(Entries from a dataset)
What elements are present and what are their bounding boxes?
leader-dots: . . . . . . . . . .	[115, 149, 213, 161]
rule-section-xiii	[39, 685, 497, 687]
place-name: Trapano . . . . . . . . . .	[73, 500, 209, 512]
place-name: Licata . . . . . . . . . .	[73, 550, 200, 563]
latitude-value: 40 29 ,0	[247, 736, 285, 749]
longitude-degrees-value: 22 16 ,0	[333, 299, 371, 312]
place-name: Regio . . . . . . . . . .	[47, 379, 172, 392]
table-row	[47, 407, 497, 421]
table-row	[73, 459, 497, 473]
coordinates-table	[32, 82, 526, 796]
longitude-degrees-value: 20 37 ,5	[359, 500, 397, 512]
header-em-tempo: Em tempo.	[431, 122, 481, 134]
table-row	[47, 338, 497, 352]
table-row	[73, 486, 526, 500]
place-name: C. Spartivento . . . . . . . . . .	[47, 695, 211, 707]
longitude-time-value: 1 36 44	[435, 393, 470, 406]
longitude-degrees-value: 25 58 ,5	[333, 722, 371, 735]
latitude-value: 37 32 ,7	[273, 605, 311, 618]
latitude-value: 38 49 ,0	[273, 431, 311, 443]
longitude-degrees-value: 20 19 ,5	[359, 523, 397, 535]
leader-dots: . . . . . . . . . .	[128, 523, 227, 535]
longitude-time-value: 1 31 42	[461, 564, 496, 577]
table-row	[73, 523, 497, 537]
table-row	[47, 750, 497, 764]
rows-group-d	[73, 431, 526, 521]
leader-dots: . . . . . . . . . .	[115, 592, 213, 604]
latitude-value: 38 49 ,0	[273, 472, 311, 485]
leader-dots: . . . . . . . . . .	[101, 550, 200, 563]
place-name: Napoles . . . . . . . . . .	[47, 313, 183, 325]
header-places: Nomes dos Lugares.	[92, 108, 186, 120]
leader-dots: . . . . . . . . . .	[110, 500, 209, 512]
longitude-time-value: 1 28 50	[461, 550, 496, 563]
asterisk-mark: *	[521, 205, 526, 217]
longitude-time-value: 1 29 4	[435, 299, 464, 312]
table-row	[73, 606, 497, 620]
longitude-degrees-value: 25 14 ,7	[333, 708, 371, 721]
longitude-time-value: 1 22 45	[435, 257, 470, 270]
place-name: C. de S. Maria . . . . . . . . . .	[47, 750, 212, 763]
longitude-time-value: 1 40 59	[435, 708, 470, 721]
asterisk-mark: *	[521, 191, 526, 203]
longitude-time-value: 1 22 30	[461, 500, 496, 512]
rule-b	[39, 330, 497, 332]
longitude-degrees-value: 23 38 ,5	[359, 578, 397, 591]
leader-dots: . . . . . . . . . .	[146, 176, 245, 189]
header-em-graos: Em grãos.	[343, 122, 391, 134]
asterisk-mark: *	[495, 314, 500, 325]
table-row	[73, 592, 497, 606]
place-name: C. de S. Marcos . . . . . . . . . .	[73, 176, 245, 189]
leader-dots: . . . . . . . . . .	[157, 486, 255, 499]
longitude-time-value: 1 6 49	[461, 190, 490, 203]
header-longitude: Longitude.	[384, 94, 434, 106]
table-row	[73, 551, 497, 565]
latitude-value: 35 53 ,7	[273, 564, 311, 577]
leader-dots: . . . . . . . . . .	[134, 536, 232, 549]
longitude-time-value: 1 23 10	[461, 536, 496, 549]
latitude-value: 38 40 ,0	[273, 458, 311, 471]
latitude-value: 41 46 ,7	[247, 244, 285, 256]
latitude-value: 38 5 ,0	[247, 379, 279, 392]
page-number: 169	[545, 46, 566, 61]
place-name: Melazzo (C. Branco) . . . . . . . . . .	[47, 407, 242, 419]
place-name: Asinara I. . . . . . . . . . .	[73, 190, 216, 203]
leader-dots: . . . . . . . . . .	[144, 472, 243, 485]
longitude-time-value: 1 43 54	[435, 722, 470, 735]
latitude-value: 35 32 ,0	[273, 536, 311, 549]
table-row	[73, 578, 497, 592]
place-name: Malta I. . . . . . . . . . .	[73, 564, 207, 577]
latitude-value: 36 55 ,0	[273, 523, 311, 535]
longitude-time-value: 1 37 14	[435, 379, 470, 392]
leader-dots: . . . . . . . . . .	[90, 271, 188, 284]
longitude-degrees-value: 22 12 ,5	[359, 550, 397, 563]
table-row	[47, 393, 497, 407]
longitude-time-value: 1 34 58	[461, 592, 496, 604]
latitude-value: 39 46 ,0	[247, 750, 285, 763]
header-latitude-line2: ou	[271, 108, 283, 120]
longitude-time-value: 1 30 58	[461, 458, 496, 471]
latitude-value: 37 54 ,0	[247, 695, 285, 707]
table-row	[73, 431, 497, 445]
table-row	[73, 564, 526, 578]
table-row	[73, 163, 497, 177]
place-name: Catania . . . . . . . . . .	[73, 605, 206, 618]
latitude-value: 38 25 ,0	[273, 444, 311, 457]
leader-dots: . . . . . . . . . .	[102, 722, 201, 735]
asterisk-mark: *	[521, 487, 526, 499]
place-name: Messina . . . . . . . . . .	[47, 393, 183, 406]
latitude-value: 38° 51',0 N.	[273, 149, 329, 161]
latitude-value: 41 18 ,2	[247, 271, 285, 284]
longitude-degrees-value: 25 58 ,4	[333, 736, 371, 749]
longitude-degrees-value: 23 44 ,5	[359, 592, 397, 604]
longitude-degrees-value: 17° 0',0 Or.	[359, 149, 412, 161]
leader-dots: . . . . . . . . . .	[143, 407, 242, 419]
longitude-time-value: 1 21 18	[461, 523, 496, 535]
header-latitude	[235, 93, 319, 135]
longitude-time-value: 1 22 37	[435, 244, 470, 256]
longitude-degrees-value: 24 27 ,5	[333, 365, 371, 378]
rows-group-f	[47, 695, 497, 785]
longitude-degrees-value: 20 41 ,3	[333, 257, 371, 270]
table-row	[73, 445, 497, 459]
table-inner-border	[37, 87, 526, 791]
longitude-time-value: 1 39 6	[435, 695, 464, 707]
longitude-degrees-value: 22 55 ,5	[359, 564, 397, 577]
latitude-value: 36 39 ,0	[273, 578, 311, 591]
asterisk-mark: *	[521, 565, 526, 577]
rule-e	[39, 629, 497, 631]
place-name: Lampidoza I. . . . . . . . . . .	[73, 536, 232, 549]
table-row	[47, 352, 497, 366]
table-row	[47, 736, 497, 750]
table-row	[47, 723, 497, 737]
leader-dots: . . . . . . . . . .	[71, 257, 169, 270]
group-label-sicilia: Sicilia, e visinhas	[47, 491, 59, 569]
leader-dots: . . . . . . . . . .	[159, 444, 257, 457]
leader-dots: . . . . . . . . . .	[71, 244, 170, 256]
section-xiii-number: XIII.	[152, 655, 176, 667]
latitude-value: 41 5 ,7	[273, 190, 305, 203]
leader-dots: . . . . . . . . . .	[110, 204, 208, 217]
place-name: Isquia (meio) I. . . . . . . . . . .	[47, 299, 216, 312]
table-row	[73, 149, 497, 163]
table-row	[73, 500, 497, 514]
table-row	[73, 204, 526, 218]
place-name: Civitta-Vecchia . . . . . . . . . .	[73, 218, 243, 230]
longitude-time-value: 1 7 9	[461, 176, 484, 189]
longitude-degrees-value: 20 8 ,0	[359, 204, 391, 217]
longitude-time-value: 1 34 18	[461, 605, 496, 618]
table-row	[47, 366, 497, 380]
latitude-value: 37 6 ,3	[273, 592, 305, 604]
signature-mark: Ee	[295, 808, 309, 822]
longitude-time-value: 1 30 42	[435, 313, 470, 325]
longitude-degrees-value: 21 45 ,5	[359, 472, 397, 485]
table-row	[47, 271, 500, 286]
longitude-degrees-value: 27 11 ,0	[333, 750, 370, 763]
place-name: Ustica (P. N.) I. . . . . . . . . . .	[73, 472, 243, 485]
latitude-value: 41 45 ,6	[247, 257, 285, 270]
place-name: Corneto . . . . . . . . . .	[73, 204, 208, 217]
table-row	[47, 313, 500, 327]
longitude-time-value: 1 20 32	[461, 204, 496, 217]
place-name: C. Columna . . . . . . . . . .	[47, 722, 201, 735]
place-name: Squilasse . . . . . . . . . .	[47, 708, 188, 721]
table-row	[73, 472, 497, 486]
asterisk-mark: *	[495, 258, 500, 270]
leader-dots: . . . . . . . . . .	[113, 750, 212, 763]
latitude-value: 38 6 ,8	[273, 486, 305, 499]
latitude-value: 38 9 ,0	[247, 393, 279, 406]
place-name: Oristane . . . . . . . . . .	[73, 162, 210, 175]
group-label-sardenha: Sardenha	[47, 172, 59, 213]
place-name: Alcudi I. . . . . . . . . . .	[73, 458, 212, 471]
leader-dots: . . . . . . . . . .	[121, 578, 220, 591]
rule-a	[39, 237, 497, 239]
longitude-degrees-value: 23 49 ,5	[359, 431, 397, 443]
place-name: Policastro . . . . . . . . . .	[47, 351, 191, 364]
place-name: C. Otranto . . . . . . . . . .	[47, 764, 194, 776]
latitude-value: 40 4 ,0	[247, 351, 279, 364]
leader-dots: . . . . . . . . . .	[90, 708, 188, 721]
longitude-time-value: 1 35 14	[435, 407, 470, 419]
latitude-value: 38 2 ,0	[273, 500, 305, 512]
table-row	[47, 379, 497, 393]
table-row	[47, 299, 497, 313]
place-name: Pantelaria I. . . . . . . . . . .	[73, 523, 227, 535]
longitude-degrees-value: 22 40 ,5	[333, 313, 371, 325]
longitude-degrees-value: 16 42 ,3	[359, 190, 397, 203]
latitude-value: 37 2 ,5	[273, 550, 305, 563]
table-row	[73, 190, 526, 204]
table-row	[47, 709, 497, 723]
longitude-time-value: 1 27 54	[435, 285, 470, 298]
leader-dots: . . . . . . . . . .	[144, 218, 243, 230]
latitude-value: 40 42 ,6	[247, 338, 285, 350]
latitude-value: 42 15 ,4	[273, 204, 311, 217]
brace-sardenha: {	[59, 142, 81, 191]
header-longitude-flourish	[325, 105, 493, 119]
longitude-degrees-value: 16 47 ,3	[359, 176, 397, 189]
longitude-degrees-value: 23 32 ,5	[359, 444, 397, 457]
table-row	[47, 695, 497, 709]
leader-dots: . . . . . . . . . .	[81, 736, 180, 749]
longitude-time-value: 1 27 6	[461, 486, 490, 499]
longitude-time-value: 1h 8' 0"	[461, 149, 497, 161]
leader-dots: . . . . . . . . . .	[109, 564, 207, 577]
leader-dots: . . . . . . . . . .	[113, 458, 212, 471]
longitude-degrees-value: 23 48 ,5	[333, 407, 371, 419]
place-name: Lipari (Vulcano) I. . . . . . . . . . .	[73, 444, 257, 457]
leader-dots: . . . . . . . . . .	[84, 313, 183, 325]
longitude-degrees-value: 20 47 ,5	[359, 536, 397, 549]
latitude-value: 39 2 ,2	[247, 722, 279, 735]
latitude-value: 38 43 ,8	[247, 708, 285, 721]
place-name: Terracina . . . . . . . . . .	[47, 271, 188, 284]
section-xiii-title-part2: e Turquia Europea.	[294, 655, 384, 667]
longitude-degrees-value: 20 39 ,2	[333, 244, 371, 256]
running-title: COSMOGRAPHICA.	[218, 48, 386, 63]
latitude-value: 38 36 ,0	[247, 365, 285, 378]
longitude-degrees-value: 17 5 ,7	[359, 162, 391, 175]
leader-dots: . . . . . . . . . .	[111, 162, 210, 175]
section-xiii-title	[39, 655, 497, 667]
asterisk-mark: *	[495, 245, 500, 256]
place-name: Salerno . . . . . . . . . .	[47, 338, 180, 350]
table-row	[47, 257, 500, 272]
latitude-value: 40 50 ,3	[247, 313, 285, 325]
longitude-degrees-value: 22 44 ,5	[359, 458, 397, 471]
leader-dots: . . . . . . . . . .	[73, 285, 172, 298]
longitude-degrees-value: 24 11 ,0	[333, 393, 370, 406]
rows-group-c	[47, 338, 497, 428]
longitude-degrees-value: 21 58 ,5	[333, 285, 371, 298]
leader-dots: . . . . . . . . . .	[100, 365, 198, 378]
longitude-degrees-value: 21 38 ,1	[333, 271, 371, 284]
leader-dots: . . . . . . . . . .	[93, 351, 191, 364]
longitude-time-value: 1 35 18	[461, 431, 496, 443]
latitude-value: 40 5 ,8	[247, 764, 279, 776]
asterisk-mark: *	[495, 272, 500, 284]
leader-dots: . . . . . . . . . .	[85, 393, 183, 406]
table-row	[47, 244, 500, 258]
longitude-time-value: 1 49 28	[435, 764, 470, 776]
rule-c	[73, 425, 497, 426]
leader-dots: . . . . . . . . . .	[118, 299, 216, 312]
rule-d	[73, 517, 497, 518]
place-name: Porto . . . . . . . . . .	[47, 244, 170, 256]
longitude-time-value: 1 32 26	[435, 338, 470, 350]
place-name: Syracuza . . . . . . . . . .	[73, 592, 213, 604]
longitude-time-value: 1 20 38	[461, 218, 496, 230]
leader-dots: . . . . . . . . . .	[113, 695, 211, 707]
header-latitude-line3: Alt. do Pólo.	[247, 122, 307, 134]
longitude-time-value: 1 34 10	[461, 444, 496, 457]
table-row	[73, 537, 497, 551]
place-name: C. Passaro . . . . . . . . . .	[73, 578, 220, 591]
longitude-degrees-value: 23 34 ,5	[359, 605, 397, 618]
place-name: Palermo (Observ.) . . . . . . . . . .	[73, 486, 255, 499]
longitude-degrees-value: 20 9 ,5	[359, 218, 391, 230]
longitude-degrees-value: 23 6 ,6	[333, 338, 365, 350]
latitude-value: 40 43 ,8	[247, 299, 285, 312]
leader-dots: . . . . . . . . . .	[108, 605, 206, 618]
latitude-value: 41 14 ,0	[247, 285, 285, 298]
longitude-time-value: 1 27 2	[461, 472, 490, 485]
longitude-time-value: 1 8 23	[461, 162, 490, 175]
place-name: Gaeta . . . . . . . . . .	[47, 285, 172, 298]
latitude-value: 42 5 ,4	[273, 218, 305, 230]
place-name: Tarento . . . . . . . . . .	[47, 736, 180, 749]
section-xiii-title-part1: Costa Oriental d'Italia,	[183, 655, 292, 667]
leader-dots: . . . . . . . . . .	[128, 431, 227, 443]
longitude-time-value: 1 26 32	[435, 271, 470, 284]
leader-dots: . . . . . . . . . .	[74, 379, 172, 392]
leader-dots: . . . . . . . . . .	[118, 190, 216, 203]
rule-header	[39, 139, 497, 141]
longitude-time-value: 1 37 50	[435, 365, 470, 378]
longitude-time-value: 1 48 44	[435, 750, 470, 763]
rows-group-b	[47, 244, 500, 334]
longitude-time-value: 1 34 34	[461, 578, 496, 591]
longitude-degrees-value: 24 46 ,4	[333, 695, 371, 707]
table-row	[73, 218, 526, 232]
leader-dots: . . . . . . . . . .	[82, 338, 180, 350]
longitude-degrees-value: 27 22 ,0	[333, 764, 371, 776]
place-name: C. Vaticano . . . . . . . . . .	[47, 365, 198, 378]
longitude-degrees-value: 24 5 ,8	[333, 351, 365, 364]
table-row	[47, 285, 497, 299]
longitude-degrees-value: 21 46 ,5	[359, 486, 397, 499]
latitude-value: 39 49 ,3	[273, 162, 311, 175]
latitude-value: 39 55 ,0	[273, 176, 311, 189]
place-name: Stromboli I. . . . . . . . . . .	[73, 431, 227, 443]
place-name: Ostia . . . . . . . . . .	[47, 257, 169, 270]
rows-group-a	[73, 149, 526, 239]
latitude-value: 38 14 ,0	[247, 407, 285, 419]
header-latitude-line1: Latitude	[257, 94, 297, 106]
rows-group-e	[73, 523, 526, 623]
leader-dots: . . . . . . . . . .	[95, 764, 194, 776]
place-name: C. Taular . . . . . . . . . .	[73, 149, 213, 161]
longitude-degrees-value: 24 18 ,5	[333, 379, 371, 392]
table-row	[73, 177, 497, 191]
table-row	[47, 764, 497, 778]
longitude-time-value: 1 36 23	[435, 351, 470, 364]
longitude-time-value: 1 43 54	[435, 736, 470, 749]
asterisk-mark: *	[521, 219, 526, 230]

* [Task] Report each line in the rows above that contains the string "title".

* [Complete output]
section-xiii-title-part2: e Turquia Europea.	[294, 655, 384, 667]
running-title: COSMOGRAPHICA.	[218, 48, 386, 63]
section-xiii-title	[39, 655, 497, 667]
section-xiii-title-part1: Costa Oriental d'Italia,	[183, 655, 292, 667]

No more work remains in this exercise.